Saved data entries:
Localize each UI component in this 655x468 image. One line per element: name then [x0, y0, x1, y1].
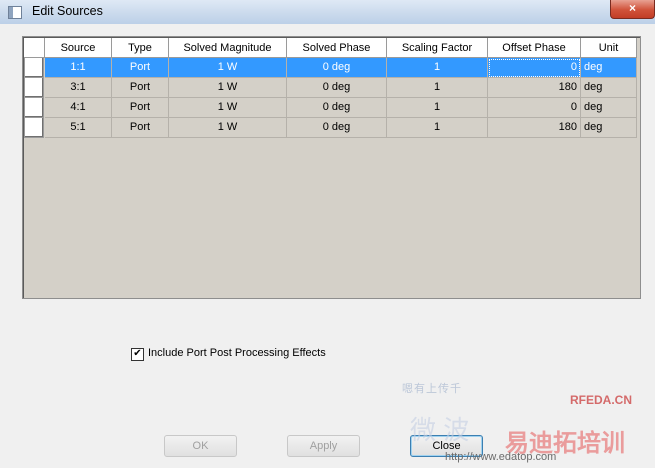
table-cell-source[interactable]: 3:1	[45, 78, 112, 98]
table-cell-source[interactable]: 4:1	[45, 98, 112, 118]
table-cell-type[interactable]: Port	[112, 118, 169, 138]
row-selector[interactable]	[24, 98, 44, 118]
table-cell-type[interactable]: Port	[112, 98, 169, 118]
column-header-offset-phase[interactable]: Offset Phase	[488, 38, 581, 58]
watermark-brand: RFEDA.CN	[570, 393, 632, 407]
table-cell-scaling-factor[interactable]: 1	[387, 58, 488, 78]
sources-grid: Source Type Solved Magnitude Solved Phase Sc…	[22, 36, 641, 299]
table-cell-offset-phase[interactable]: 0	[488, 58, 581, 78]
table-cell-type[interactable]: Port	[112, 78, 169, 98]
table-cell-offset-phase[interactable]: 180	[488, 118, 581, 138]
table-cell-solved-magnitude[interactable]: 1 W	[169, 98, 287, 118]
include-port-post-checkbox[interactable]: ✔	[131, 348, 144, 361]
window-title: Edit Sources	[32, 4, 103, 18]
watermark-faint: 微 波	[410, 415, 470, 445]
column-header-type[interactable]: Type	[112, 38, 169, 58]
table-cell-unit[interactable]: deg	[581, 98, 637, 118]
table-cell-solved-phase[interactable]: 0 deg	[287, 78, 387, 98]
title-bar: Edit Sources ×	[0, 0, 655, 24]
row-selector[interactable]	[24, 118, 44, 138]
table-cell-scaling-factor[interactable]: 1	[387, 118, 488, 138]
table-cell-solved-phase[interactable]: 0 deg	[287, 98, 387, 118]
row-selector[interactable]	[24, 78, 44, 98]
table-cell-type[interactable]: Port	[112, 58, 169, 78]
column-header-solved-magnitude[interactable]: Solved Magnitude	[169, 38, 287, 58]
include-port-post-label: Include Port Post Processing Effects	[148, 347, 326, 359]
table-cell-offset-phase[interactable]: 0	[488, 98, 581, 118]
table-cell-solved-magnitude[interactable]: 1 W	[169, 78, 287, 98]
table-cell-scaling-factor[interactable]: 1	[387, 78, 488, 98]
table-cell-unit[interactable]: deg	[581, 58, 637, 78]
ok-button[interactable]: OK	[164, 435, 237, 457]
table-cell-scaling-factor[interactable]: 1	[387, 98, 488, 118]
column-header-solved-phase[interactable]: Solved Phase	[287, 38, 387, 58]
table-cell-source[interactable]: 5:1	[45, 118, 112, 138]
watermark-text: 嗯有上传千	[402, 383, 462, 395]
window-close-button[interactable]: ×	[610, 0, 655, 19]
table-cell-unit[interactable]: deg	[581, 78, 637, 98]
column-header-unit[interactable]: Unit	[581, 38, 637, 58]
table-cell-solved-phase[interactable]: 0 deg	[287, 118, 387, 138]
table-cell-offset-phase[interactable]: 180	[488, 78, 581, 98]
column-header-scaling-factor[interactable]: Scaling Factor	[387, 38, 488, 58]
table-cell-solved-magnitude[interactable]: 1 W	[169, 118, 287, 138]
edit-sources-dialog: Edit Sources × Source Type Solved Magnitud…	[0, 0, 655, 468]
grid-corner-header	[24, 38, 45, 58]
apply-button[interactable]: Apply	[287, 435, 360, 457]
watermark-url: http://www.edatop.com	[445, 451, 557, 463]
table-cell-solved-phase[interactable]: 0 deg	[287, 58, 387, 78]
table-cell-solved-magnitude[interactable]: 1 W	[169, 58, 287, 78]
table-cell-source[interactable]: 1:1	[45, 58, 112, 78]
row-selector[interactable]	[24, 58, 44, 78]
table-cell-unit[interactable]: deg	[581, 118, 637, 138]
window-icon	[8, 6, 22, 19]
column-header-source[interactable]: Source	[45, 38, 112, 58]
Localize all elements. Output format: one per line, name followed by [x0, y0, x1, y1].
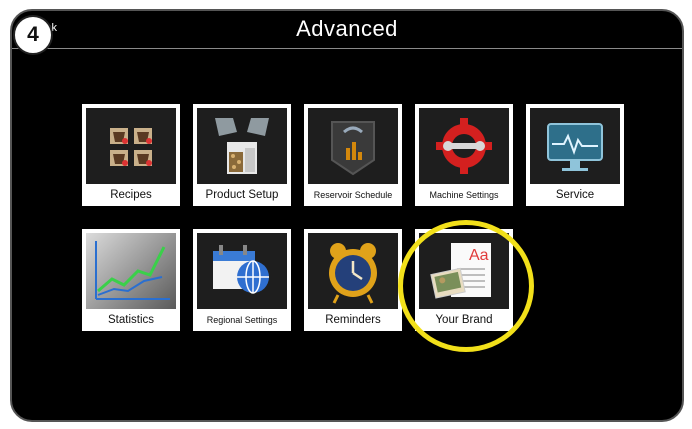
highlight-circle: [398, 220, 534, 352]
tile-label: Statistics: [107, 314, 154, 326]
tile-label: Recipes: [110, 189, 152, 201]
header-bar: ck Advanced: [12, 11, 682, 49]
reservoir-schedule-icon: [308, 108, 398, 184]
tile-statistics[interactable]: Statistics: [82, 229, 180, 331]
tile-regional-settings[interactable]: Regional Settings: [193, 229, 291, 331]
tile-reminders[interactable]: Reminders: [304, 229, 402, 331]
step-number-badge: 4: [13, 15, 53, 55]
service-icon: [530, 108, 620, 184]
recipes-icon: [86, 108, 176, 184]
product-setup-icon: [197, 108, 287, 184]
tile-label: Reminders: [325, 314, 381, 326]
tile-product-setup[interactable]: Product Setup: [193, 104, 291, 206]
tile-reservoir-schedule[interactable]: Reservoir Schedule: [304, 104, 402, 206]
tile-machine-settings[interactable]: Machine Settings: [415, 104, 513, 206]
page-title: Advanced: [296, 16, 398, 41]
reminders-icon: [308, 233, 398, 309]
tile-label: Product Setup: [205, 189, 279, 201]
tile-label: Machine Settings: [429, 190, 499, 200]
tile-label: Regional Settings: [206, 315, 278, 325]
tile-service[interactable]: Service: [526, 104, 624, 206]
screen-frame: ck Advanced: [10, 9, 684, 422]
tile-label: Service: [555, 189, 595, 201]
regional-settings-icon: [197, 233, 287, 309]
machine-settings-icon: [419, 108, 509, 184]
tile-recipes[interactable]: Recipes: [82, 104, 180, 206]
tile-label: Reservoir Schedule: [313, 190, 393, 200]
statistics-icon: [86, 233, 176, 309]
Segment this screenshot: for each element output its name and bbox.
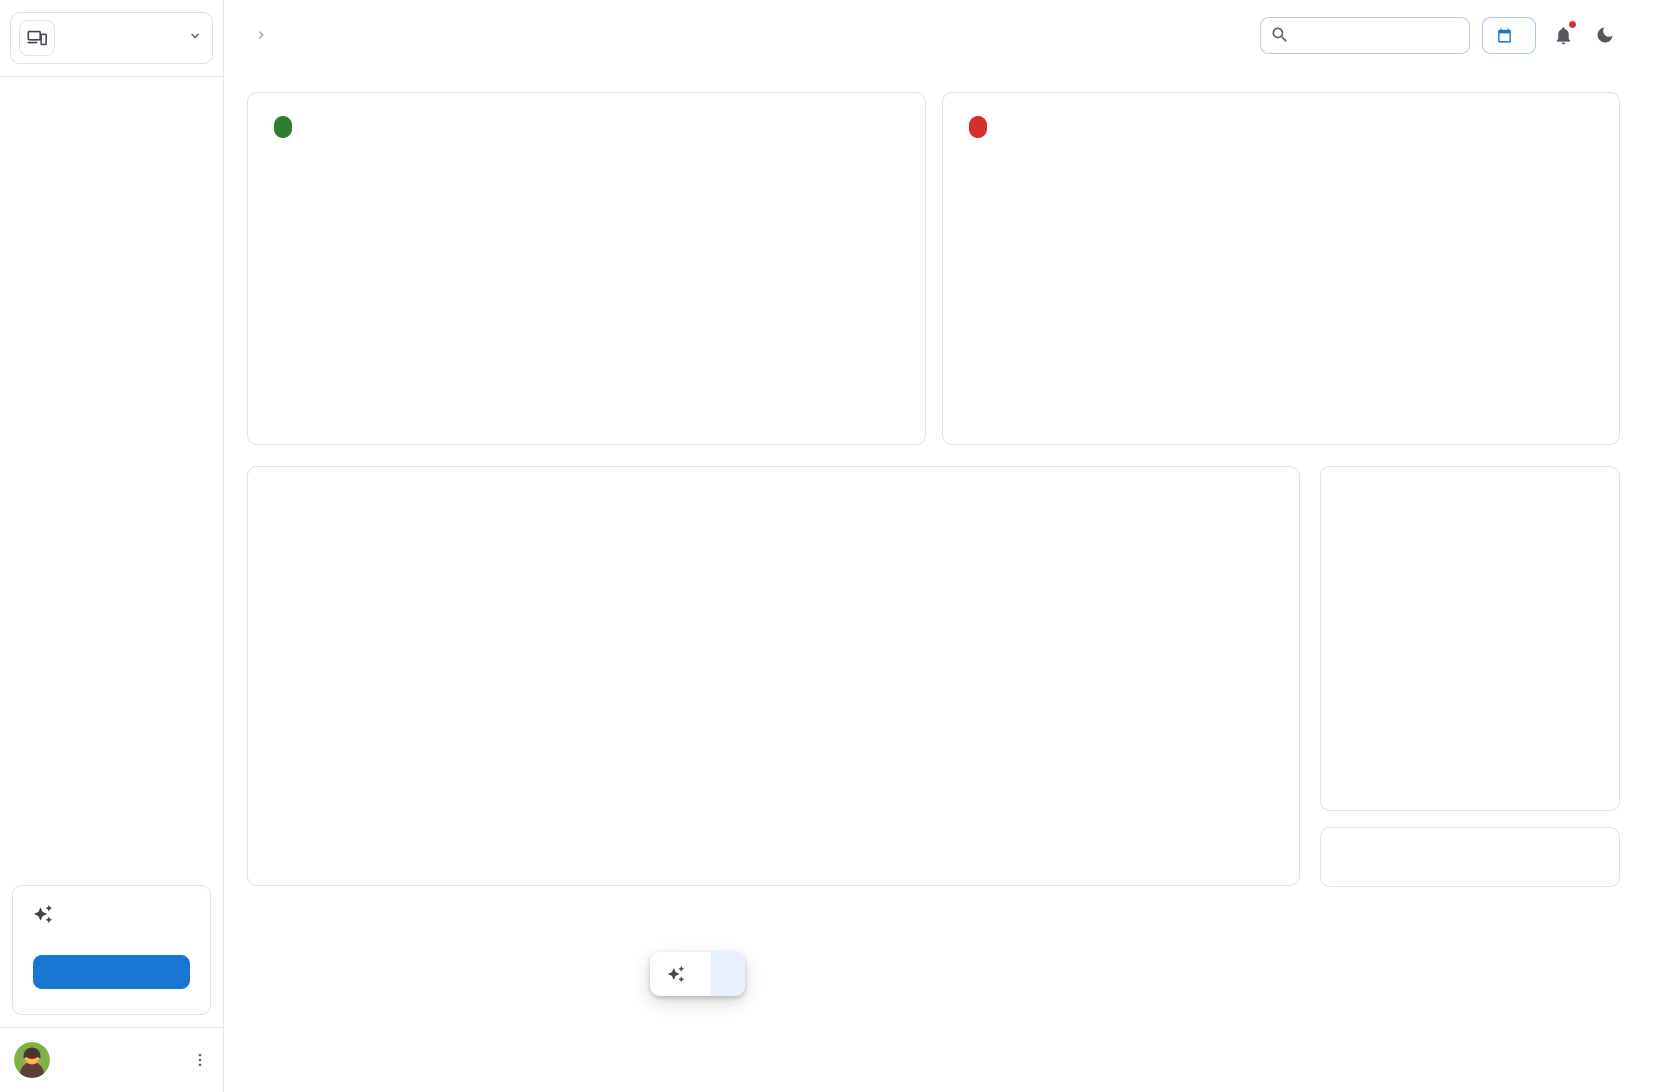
sidebar-nav [0,77,223,87]
search-icon [1270,25,1290,50]
material-design-2-button[interactable] [711,952,745,996]
sidebar-secondary-nav [0,863,223,873]
custom-theme-button[interactable] [650,952,711,996]
avatar [14,1042,50,1078]
user-menu-button[interactable] [191,1051,209,1069]
theme-switcher [650,952,745,996]
charts-row [247,92,1620,445]
get-discount-button[interactable] [33,955,190,989]
devices-icon [19,20,55,56]
user-profile [0,1027,223,1092]
sparkle-icon [33,911,53,928]
dark-mode-toggle[interactable] [1590,20,1620,50]
plan-expire-card [12,885,211,1015]
breadcrumb [247,27,275,43]
chevron-down-icon [186,27,204,50]
topbar [247,16,1620,54]
calendar-icon [1496,27,1513,44]
sparkle-icon [667,965,685,983]
details-table [247,466,1300,886]
date-picker-button[interactable] [1482,17,1536,54]
product-tree-title [1321,481,1619,491]
workspace-select[interactable] [10,12,213,64]
product-tree-card [1320,466,1620,811]
main-content [224,0,1680,1092]
pageviews-card [942,92,1621,445]
sessions-change-badge [274,116,292,138]
notification-badge [1569,21,1576,28]
pageviews-change-badge [969,116,987,138]
sidebar [0,0,224,1092]
search-input[interactable] [1260,17,1470,54]
breadcrumb-separator-icon [253,27,269,43]
moon-icon [1595,25,1615,45]
next-card-partial [1320,827,1620,887]
search-box [1260,17,1470,54]
sessions-card [247,92,926,445]
details-row [247,466,1620,887]
notifications-button[interactable] [1548,20,1578,50]
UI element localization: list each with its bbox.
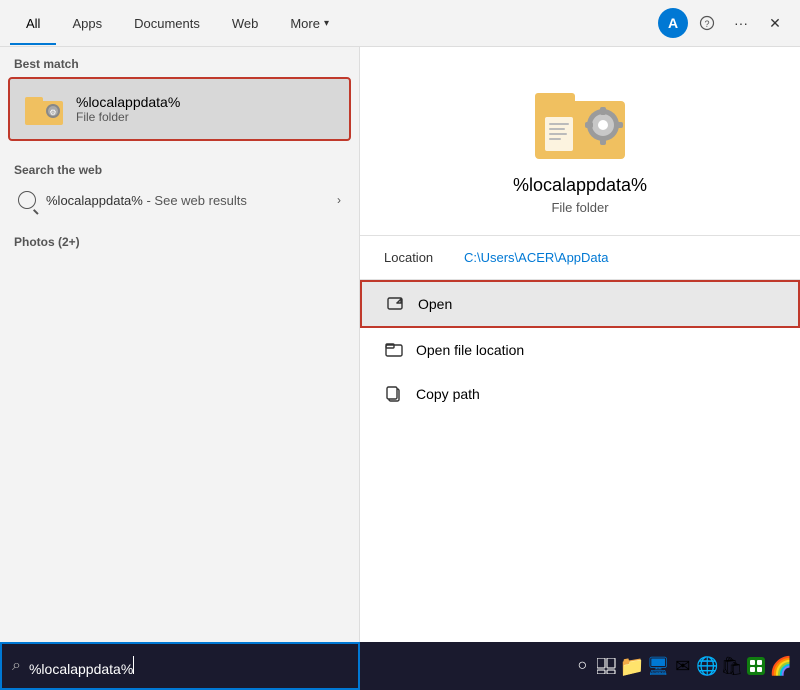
copy-path-icon [384, 384, 404, 404]
close-button[interactable]: ✕ [760, 8, 790, 38]
search-bar: ⌕ %localappdata% [0, 642, 360, 690]
file-location: Location C:\Users\ACER\AppData [360, 236, 800, 280]
folder-icon: ⚙ [24, 89, 64, 129]
arrow-icon: › [337, 193, 341, 207]
tab-web[interactable]: Web [216, 2, 275, 45]
file-preview: %localappdata% File folder [360, 47, 800, 236]
best-match-type: File folder [76, 110, 180, 124]
header: All Apps Documents Web More ▾ A ? [0, 0, 800, 47]
taskbar-edge[interactable]: 🌐 [696, 646, 718, 686]
copy-path-action[interactable]: Copy path [360, 372, 800, 416]
location-label: Location [384, 250, 464, 265]
open-file-location-icon [384, 340, 404, 360]
text-cursor [133, 656, 134, 674]
open-file-location-action[interactable]: Open file location [360, 328, 800, 372]
feedback-button[interactable]: ? [692, 8, 722, 38]
web-search-item[interactable]: %localappdata% - See web results › [4, 183, 355, 217]
taskbar-xbox[interactable] [745, 646, 767, 686]
chevron-down-icon: ▾ [324, 18, 329, 29]
tab-apps[interactable]: Apps [56, 2, 118, 45]
content-area: Best match ⚙ %localappdata% File folder [0, 47, 800, 690]
taskbar-file-explorer[interactable]: 📁 [620, 646, 645, 686]
tab-more[interactable]: More ▾ [274, 2, 345, 45]
search-icon [18, 191, 36, 209]
taskbar-chrome[interactable]: 🌈 [770, 646, 792, 686]
avatar: A [658, 8, 688, 38]
left-panel: Best match ⚙ %localappdata% File folder [0, 47, 360, 690]
open-icon [386, 294, 406, 314]
header-controls: A ? ··· ✕ [658, 8, 790, 38]
open-action[interactable]: Open [360, 280, 800, 328]
taskbar-mail[interactable]: ✉ [672, 646, 694, 686]
folder-large-icon [535, 87, 625, 159]
actions-list: Open Open file location [360, 280, 800, 416]
open-label: Open [418, 296, 452, 312]
search-bar-input[interactable]: %localappdata% [29, 656, 348, 677]
taskbar-cortana[interactable]: ○ [571, 646, 593, 686]
search-bar-icon: ⌕ [12, 657, 21, 675]
svg-text:?: ? [704, 19, 709, 29]
taskbar-shopping[interactable]: 🛍 [720, 646, 743, 686]
taskbar-store[interactable]: 🖥 [647, 646, 670, 686]
best-match-label: Best match [0, 47, 359, 77]
web-search-text: %localappdata% - See web results [46, 193, 337, 208]
taskbar: ○ 📁 🖥 ✉ 🌐 🛍 🌈 [360, 642, 800, 690]
search-web-label: Search the web [0, 153, 359, 183]
location-path[interactable]: C:\Users\ACER\AppData [464, 250, 609, 265]
search-window: All Apps Documents Web More ▾ A ? [0, 0, 800, 690]
more-options-button[interactable]: ··· [726, 8, 756, 38]
right-panel: %localappdata% File folder Location C:\U… [360, 47, 800, 690]
taskbar-taskview[interactable] [595, 646, 617, 686]
tab-all[interactable]: All [10, 2, 56, 45]
photos-label: Photos (2+) [0, 225, 359, 255]
copy-path-label: Copy path [416, 386, 480, 402]
tab-documents[interactable]: Documents [118, 2, 216, 45]
open-file-location-label: Open file location [416, 342, 524, 358]
file-type: File folder [551, 200, 608, 215]
best-match-item[interactable]: ⚙ %localappdata% File folder [8, 77, 351, 141]
best-match-name: %localappdata% [76, 94, 180, 110]
svg-text:⚙: ⚙ [49, 108, 56, 117]
file-name: %localappdata% [513, 175, 647, 196]
best-match-info: %localappdata% File folder [76, 94, 180, 124]
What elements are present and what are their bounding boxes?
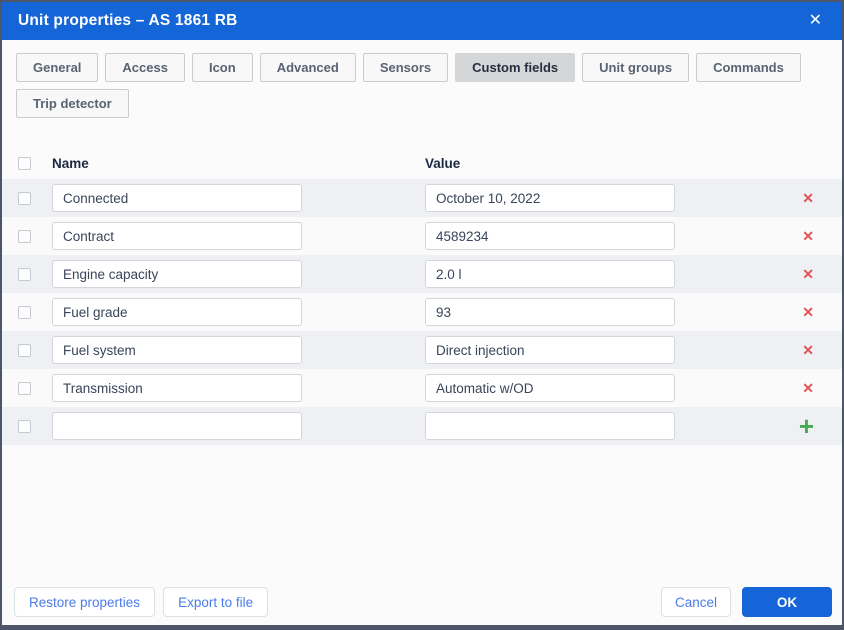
field-value-input[interactable] bbox=[425, 298, 675, 326]
row-checkbox[interactable] bbox=[18, 381, 31, 395]
tab-general[interactable]: General bbox=[16, 53, 99, 82]
new-value-input[interactable] bbox=[425, 412, 675, 440]
field-name-input[interactable] bbox=[52, 298, 302, 326]
table-row: ✕ bbox=[2, 293, 842, 331]
table-header-row: Name Value bbox=[2, 149, 842, 177]
delete-row-icon[interactable]: ✕ bbox=[802, 305, 814, 319]
delete-row-icon[interactable]: ✕ bbox=[802, 381, 814, 395]
table-row: ✕ bbox=[2, 255, 842, 293]
row-checkbox[interactable] bbox=[18, 191, 31, 205]
row-checkbox[interactable] bbox=[18, 419, 31, 433]
footer-right-actions: Cancel OK bbox=[661, 587, 832, 617]
row-checkbox[interactable] bbox=[18, 343, 31, 357]
cancel-button[interactable]: Cancel bbox=[661, 587, 731, 617]
tab-bar: General Access Icon Advanced Sensors Cus… bbox=[2, 40, 842, 125]
field-value-input[interactable] bbox=[425, 374, 675, 402]
close-icon[interactable]: ✕ bbox=[805, 11, 826, 31]
column-header-value: Value bbox=[425, 155, 461, 171]
field-value-input[interactable] bbox=[425, 184, 675, 212]
add-row-icon[interactable]: + bbox=[799, 413, 814, 439]
restore-properties-button[interactable]: Restore properties bbox=[14, 587, 156, 617]
field-value-input[interactable] bbox=[425, 336, 675, 364]
tab-advanced[interactable]: Advanced bbox=[259, 53, 356, 82]
tab-icon[interactable]: Icon bbox=[191, 53, 253, 82]
row-checkbox[interactable] bbox=[18, 229, 31, 243]
dialog-titlebar: Unit properties – AS 1861 RB ✕ bbox=[2, 2, 842, 40]
table-row: ✕ bbox=[2, 217, 842, 255]
footer-left-actions: Restore properties Export to file bbox=[14, 587, 276, 617]
table-row: ✕ bbox=[2, 179, 842, 217]
tab-trip-detector[interactable]: Trip detector bbox=[16, 89, 129, 118]
table-row: ✕ bbox=[2, 369, 842, 407]
tab-commands[interactable]: Commands bbox=[696, 53, 801, 82]
field-value-input[interactable] bbox=[425, 222, 675, 250]
delete-row-icon[interactable]: ✕ bbox=[802, 229, 814, 243]
row-checkbox[interactable] bbox=[18, 267, 31, 281]
field-name-input[interactable] bbox=[52, 184, 302, 212]
field-name-input[interactable] bbox=[52, 260, 302, 288]
select-all-checkbox[interactable] bbox=[18, 156, 31, 170]
row-checkbox[interactable] bbox=[18, 305, 31, 319]
new-name-input[interactable] bbox=[52, 412, 302, 440]
custom-fields-table: Name Value ✕ ✕ ✕ bbox=[2, 149, 842, 445]
unit-properties-dialog: Unit properties – AS 1861 RB ✕ General A… bbox=[0, 0, 844, 630]
tab-sensors[interactable]: Sensors bbox=[362, 53, 449, 82]
dialog-footer: Restore properties Export to file Cancel… bbox=[2, 587, 842, 625]
delete-row-icon[interactable]: ✕ bbox=[802, 191, 814, 205]
field-name-input[interactable] bbox=[52, 374, 302, 402]
delete-row-icon[interactable]: ✕ bbox=[802, 267, 814, 281]
table-row: ✕ bbox=[2, 331, 842, 369]
tab-custom-fields[interactable]: Custom fields bbox=[455, 53, 576, 82]
tab-access[interactable]: Access bbox=[105, 53, 185, 82]
column-header-name: Name bbox=[52, 155, 89, 171]
tab-unit-groups[interactable]: Unit groups bbox=[582, 53, 690, 82]
new-field-row: + bbox=[2, 407, 842, 445]
field-value-input[interactable] bbox=[425, 260, 675, 288]
field-name-input[interactable] bbox=[52, 336, 302, 364]
dialog-title: Unit properties – AS 1861 RB bbox=[18, 12, 238, 29]
export-to-file-button[interactable]: Export to file bbox=[163, 587, 269, 617]
delete-row-icon[interactable]: ✕ bbox=[802, 343, 814, 357]
ok-button[interactable]: OK bbox=[742, 587, 832, 617]
field-name-input[interactable] bbox=[52, 222, 302, 250]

What is expected:
Please rewrite the material as a Markdown table with the columns Row and Entry, starting with the line containing "highlight-circle: [398, 220, 534, 352]" and going on through the line containing "tile-service[interactable]: Service: [526, 104, 624, 206]". Number each line in Row and leave out any blank lines.

Response:
| Row | Entry |
|---|---|
| 1 | highlight-circle: [398, 220, 534, 352] |
| 2 | tile-label: Statistics: [107, 314, 154, 326] |
| 3 | tile-label: Recipes: [110, 189, 152, 201] |
| 4 | header-bar: ck Advanced: [12, 11, 682, 49] |
| 5 | reservoir-schedule-icon: [308, 108, 398, 184] |
| 6 | tile-statistics[interactable]: Statistics: [82, 229, 180, 331] |
| 7 | tile-regional-settings[interactable]: Regional Settings: [193, 229, 291, 331] |
| 8 | tile-reminders[interactable]: Reminders: [304, 229, 402, 331] |
| 9 | step-number-badge: 4: [13, 15, 53, 55] |
| 10 | service-icon: [530, 108, 620, 184] |
| 11 | recipes-icon: [86, 108, 176, 184] |
| 12 | product-setup-icon: [197, 108, 287, 184] |
| 13 | tile-label: Reminders: [325, 314, 381, 326] |
| 14 | tile-product-setup[interactable]: Product Setup: [193, 104, 291, 206] |
| 15 | tile-reservoir-schedule[interactable]: Reservoir Schedule: [304, 104, 402, 206] |
| 16 | tile-machine-settings[interactable]: Machine Settings: [415, 104, 513, 206] |
| 17 | page-title: Advanced: [296, 16, 398, 41] |
| 18 | reminders-icon: [308, 233, 398, 309] |
| 19 | tile-label: Product Setup: [205, 189, 279, 201] |
| 20 | tile-label: Machine Settings: [429, 190, 499, 200] |
| 21 | tile-label: Regional Settings: [206, 315, 278, 325] |
| 22 | tile-service[interactable]: Service: [526, 104, 624, 206] |